Aim of the task
Reproduce all the lines exactly as they stand, apart from the pictures.

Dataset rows
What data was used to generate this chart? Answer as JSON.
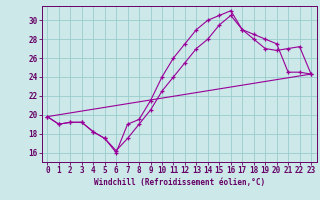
{
  "xlabel": "Windchill (Refroidissement éolien,°C)",
  "bg_color": "#cce8e8",
  "line_color": "#990099",
  "grid_color": "#99cccc",
  "axis_color": "#660066",
  "tick_color": "#660066",
  "xlim": [
    -0.5,
    23.5
  ],
  "ylim": [
    15.0,
    31.5
  ],
  "xticks": [
    0,
    1,
    2,
    3,
    4,
    5,
    6,
    7,
    8,
    9,
    10,
    11,
    12,
    13,
    14,
    15,
    16,
    17,
    18,
    19,
    20,
    21,
    22,
    23
  ],
  "yticks": [
    16,
    18,
    20,
    22,
    24,
    26,
    28,
    30
  ],
  "line1_x": [
    0,
    1,
    2,
    3,
    4,
    5,
    6,
    7,
    8,
    9,
    10,
    11,
    12,
    13,
    14,
    15,
    16,
    17,
    18,
    19,
    20,
    21,
    22,
    23
  ],
  "line1_y": [
    19.8,
    19.0,
    19.2,
    19.2,
    18.2,
    17.5,
    16.0,
    19.0,
    19.5,
    21.5,
    24.0,
    26.0,
    27.5,
    29.0,
    30.0,
    30.5,
    31.0,
    29.0,
    28.5,
    28.0,
    27.5,
    24.5,
    24.5,
    24.3
  ],
  "line2_x": [
    0,
    1,
    2,
    3,
    4,
    5,
    6,
    7,
    8,
    9,
    10,
    11,
    12,
    13,
    14,
    15,
    16,
    17,
    18,
    19,
    20,
    21,
    22,
    23
  ],
  "line2_y": [
    19.8,
    19.0,
    19.2,
    19.2,
    18.2,
    17.5,
    16.2,
    17.5,
    19.0,
    20.5,
    22.5,
    24.0,
    25.5,
    27.0,
    28.0,
    29.5,
    30.5,
    29.0,
    28.0,
    27.0,
    26.8,
    27.0,
    27.2,
    24.3
  ],
  "line3_x": [
    0,
    23
  ],
  "line3_y": [
    19.8,
    24.3
  ],
  "tick_fontsize": 5.5,
  "xlabel_fontsize": 5.5,
  "marker_size": 3.0,
  "linewidth": 0.8
}
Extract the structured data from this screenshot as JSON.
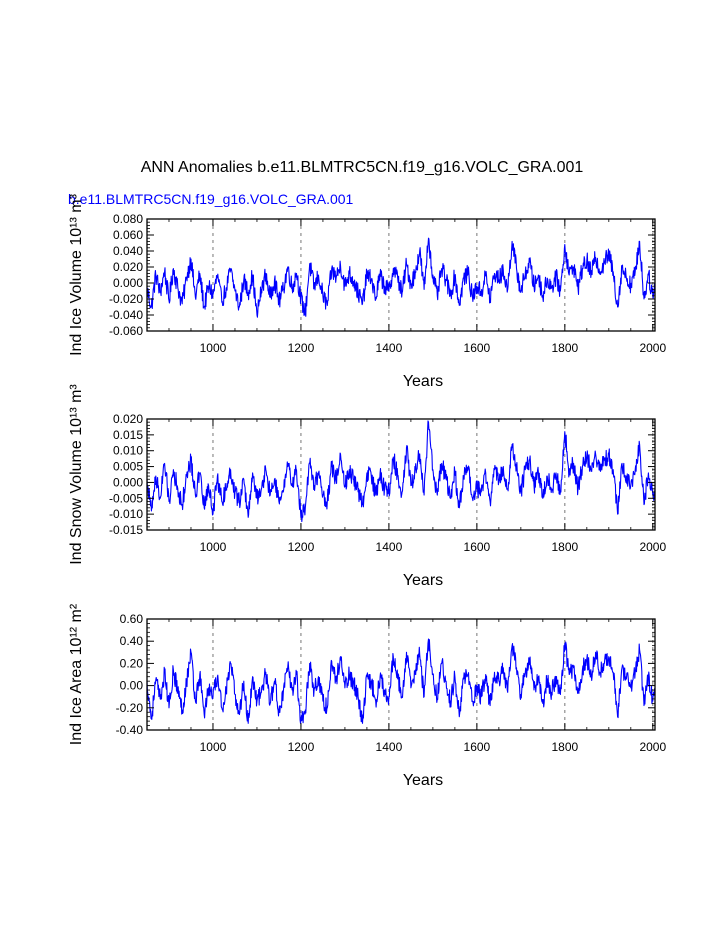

Finished answer
What data was used to generate this chart? Answer as JSON.
{
  "xlabel": "Windchill (Refroidissement éolien,°C)",
  "bg_color": "#cce8e8",
  "line_color": "#990099",
  "grid_color": "#99cccc",
  "axis_color": "#660066",
  "tick_color": "#660066",
  "xlim": [
    -0.5,
    23.5
  ],
  "ylim": [
    15.0,
    31.5
  ],
  "xticks": [
    0,
    1,
    2,
    3,
    4,
    5,
    6,
    7,
    8,
    9,
    10,
    11,
    12,
    13,
    14,
    15,
    16,
    17,
    18,
    19,
    20,
    21,
    22,
    23
  ],
  "yticks": [
    16,
    18,
    20,
    22,
    24,
    26,
    28,
    30
  ],
  "line1_x": [
    0,
    1,
    2,
    3,
    4,
    5,
    6,
    7,
    8,
    9,
    10,
    11,
    12,
    13,
    14,
    15,
    16,
    17,
    18,
    19,
    20,
    21,
    22,
    23
  ],
  "line1_y": [
    19.8,
    19.0,
    19.2,
    19.2,
    18.2,
    17.5,
    16.0,
    19.0,
    19.5,
    21.5,
    24.0,
    26.0,
    27.5,
    29.0,
    30.0,
    30.5,
    31.0,
    29.0,
    28.5,
    28.0,
    27.5,
    24.5,
    24.5,
    24.3
  ],
  "line2_x": [
    0,
    1,
    2,
    3,
    4,
    5,
    6,
    7,
    8,
    9,
    10,
    11,
    12,
    13,
    14,
    15,
    16,
    17,
    18,
    19,
    20,
    21,
    22,
    23
  ],
  "line2_y": [
    19.8,
    19.0,
    19.2,
    19.2,
    18.2,
    17.5,
    16.2,
    17.5,
    19.0,
    20.5,
    22.5,
    24.0,
    25.5,
    27.0,
    28.0,
    29.5,
    30.5,
    29.0,
    28.0,
    27.0,
    26.8,
    27.0,
    27.2,
    24.3
  ],
  "line3_x": [
    0,
    23
  ],
  "line3_y": [
    19.8,
    24.3
  ],
  "tick_fontsize": 5.5,
  "xlabel_fontsize": 5.5,
  "marker_size": 3.0,
  "linewidth": 0.8
}
Extract the structured data from this screenshot as JSON.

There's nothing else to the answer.